▶ [Do this] Pictures within the data are to be left out; everything else must be reproduced exactly.

********************

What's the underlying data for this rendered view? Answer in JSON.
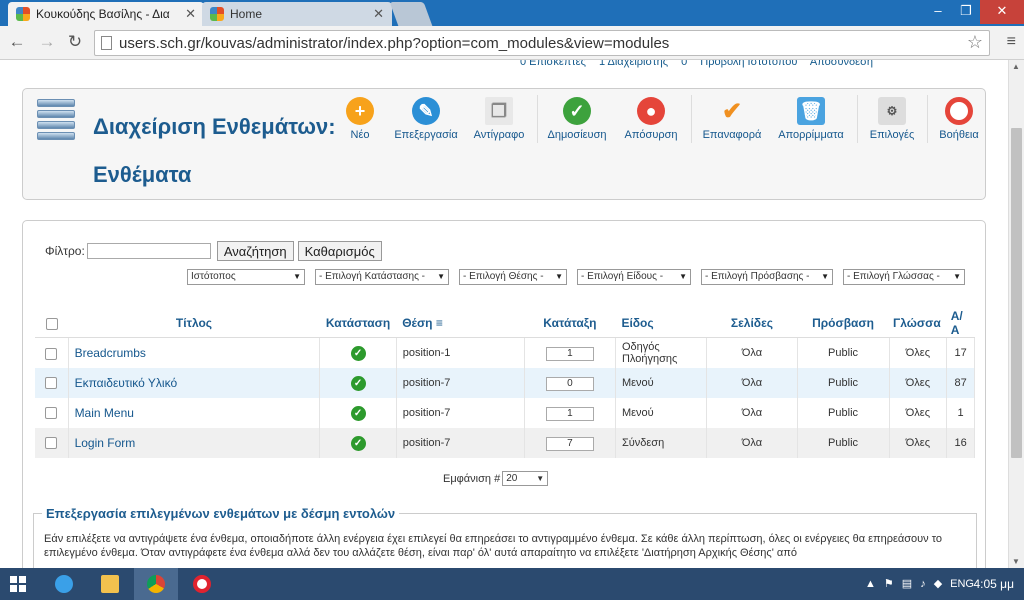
{
  "browser": {
    "tabs": [
      {
        "title": "Κουκούδης Βασίλης - Δια",
        "active": true
      },
      {
        "title": "Home",
        "active": false
      }
    ],
    "url": "users.sch.gr/kouvas/administrator/index.php?option=com_modules&view=modules"
  },
  "status": {
    "visitors": "0 Επισκέπτες",
    "admins": "1 Διαχειριστής",
    "messages": "0",
    "view_site": "Προβολή Ιστοτόπου",
    "logout": "Αποσύνδεση"
  },
  "header": {
    "title": "Διαχείριση Ενθεμάτων: Ενθέματα"
  },
  "toolbar": {
    "new": "Νέο",
    "edit": "Επεξεργασία",
    "copy": "Αντίγραφο",
    "publish": "Δημοσίευση",
    "unpublish": "Απόσυρση",
    "checkin": "Επαναφορά",
    "trash": "Απορρίμματα",
    "options": "Επιλογές",
    "help": "Βοήθεια"
  },
  "filters": {
    "label": "Φίλτρο:",
    "search_value": "",
    "search_button": "Αναζήτηση",
    "clear_button": "Καθαρισμός",
    "site": "Ιστότοπος",
    "state": "- Επιλογή Κατάστασης -",
    "position": "- Επιλογή Θέσης -",
    "type": "- Επιλογή Είδους -",
    "access": "- Επιλογή Πρόσβασης -",
    "language": "- Επιλογή Γλώσσας -"
  },
  "table": {
    "headers": {
      "title": "Τίτλος",
      "status": "Κατάσταση",
      "position": "Θέση",
      "ordering": "Κατάταξη",
      "type": "Είδος",
      "pages": "Σελίδες",
      "access": "Πρόσβαση",
      "language": "Γλώσσα",
      "id": "Α/Α"
    },
    "rows": [
      {
        "title": "Breadcrumbs",
        "position": "position-1",
        "ordering": "1",
        "type": "Οδηγός Πλοήγησης",
        "pages": "Όλα",
        "access": "Public",
        "language": "Όλες",
        "id": "17"
      },
      {
        "title": "Εκπαιδευτικό Υλικό",
        "position": "position-7",
        "ordering": "0",
        "type": "Μενού",
        "pages": "Όλα",
        "access": "Public",
        "language": "Όλες",
        "id": "87"
      },
      {
        "title": "Main Menu",
        "position": "position-7",
        "ordering": "1",
        "type": "Μενού",
        "pages": "Όλα",
        "access": "Public",
        "language": "Όλες",
        "id": "1"
      },
      {
        "title": "Login Form",
        "position": "position-7",
        "ordering": "7",
        "type": "Σύνδεση",
        "pages": "Όλα",
        "access": "Public",
        "language": "Όλες",
        "id": "16"
      }
    ]
  },
  "pager": {
    "label": "Εμφάνιση #",
    "value": "20"
  },
  "batch": {
    "legend": "Επεξεργασία επιλεγμένων ενθεμάτων με δέσμη εντολών",
    "text": "Εάν επιλέξετε να αντιγράψετε ένα ένθεμα, οποιαδήποτε άλλη ενέργεια έχει επιλεγεί θα επηρεάσει το αντιγραμμένο ένθεμα. Σε κάθε άλλη περίπτωση, όλες οι ενέργειες θα επηρεάσουν το επιλεγμένο ένθεμα. Όταν αντιγράφετε ένα ένθεμα αλλά δεν του αλλάζετε θέση, είναι παρ' όλ' αυτά απαραίτητο να επιλέξετε 'Διατήρηση Αρχικής Θέσης' από"
  },
  "taskbar": {
    "language": "ENG",
    "time": "4:05 μμ"
  },
  "colors": {
    "accent": "#1d5c8f",
    "published": "#2d9a2d",
    "selected_row": "#e8f3fb"
  }
}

********************

▶ [Written answer]
What's the underlying data for this rendered view? Answer in JSON.
{
  "browser": {
    "tabs": [
      {
        "title": "Κουκούδης Βασίλης - Δια",
        "active": true
      },
      {
        "title": "Home",
        "active": false
      }
    ],
    "url": "users.sch.gr/kouvas/administrator/index.php?option=com_modules&view=modules"
  },
  "status": {
    "visitors": "0 Επισκέπτες",
    "admins": "1 Διαχειριστής",
    "messages": "0",
    "view_site": "Προβολή Ιστοτόπου",
    "logout": "Αποσύνδεση"
  },
  "header": {
    "title": "Διαχείριση Ενθεμάτων: Ενθέματα"
  },
  "toolbar": {
    "new": "Νέο",
    "edit": "Επεξεργασία",
    "copy": "Αντίγραφο",
    "publish": "Δημοσίευση",
    "unpublish": "Απόσυρση",
    "checkin": "Επαναφορά",
    "trash": "Απορρίμματα",
    "options": "Επιλογές",
    "help": "Βοήθεια"
  },
  "filters": {
    "label": "Φίλτρο:",
    "search_value": "",
    "search_button": "Αναζήτηση",
    "clear_button": "Καθαρισμός",
    "site": "Ιστότοπος",
    "state": "- Επιλογή Κατάστασης -",
    "position": "- Επιλογή Θέσης -",
    "type": "- Επιλογή Είδους -",
    "access": "- Επιλογή Πρόσβασης -",
    "language": "- Επιλογή Γλώσσας -"
  },
  "table": {
    "headers": {
      "title": "Τίτλος",
      "status": "Κατάσταση",
      "position": "Θέση",
      "ordering": "Κατάταξη",
      "type": "Είδος",
      "pages": "Σελίδες",
      "access": "Πρόσβαση",
      "language": "Γλώσσα",
      "id": "Α/Α"
    },
    "rows": [
      {
        "title": "Breadcrumbs",
        "position": "position-1",
        "ordering": "1",
        "type": "Οδηγός Πλοήγησης",
        "pages": "Όλα",
        "access": "Public",
        "language": "Όλες",
        "id": "17"
      },
      {
        "title": "Εκπαιδευτικό Υλικό",
        "position": "position-7",
        "ordering": "0",
        "type": "Μενού",
        "pages": "Όλα",
        "access": "Public",
        "language": "Όλες",
        "id": "87"
      },
      {
        "title": "Main Menu",
        "position": "position-7",
        "ordering": "1",
        "type": "Μενού",
        "pages": "Όλα",
        "access": "Public",
        "language": "Όλες",
        "id": "1"
      },
      {
        "title": "Login Form",
        "position": "position-7",
        "ordering": "7",
        "type": "Σύνδεση",
        "pages": "Όλα",
        "access": "Public",
        "language": "Όλες",
        "id": "16"
      }
    ]
  },
  "pager": {
    "label": "Εμφάνιση #",
    "value": "20"
  },
  "batch": {
    "legend": "Επεξεργασία επιλεγμένων ενθεμάτων με δέσμη εντολών",
    "text": "Εάν επιλέξετε να αντιγράψετε ένα ένθεμα, οποιαδήποτε άλλη ενέργεια έχει επιλεγεί θα επηρεάσει το αντιγραμμένο ένθεμα. Σε κάθε άλλη περίπτωση, όλες οι ενέργειες θα επηρεάσουν το επιλεγμένο ένθεμα. Όταν αντιγράφετε ένα ένθεμα αλλά δεν του αλλάζετε θέση, είναι παρ' όλ' αυτά απαραίτητο να επιλέξετε 'Διατήρηση Αρχικής Θέσης' από"
  },
  "taskbar": {
    "language": "ENG",
    "time": "4:05 μμ"
  },
  "colors": {
    "accent": "#1d5c8f",
    "published": "#2d9a2d",
    "selected_row": "#e8f3fb"
  }
}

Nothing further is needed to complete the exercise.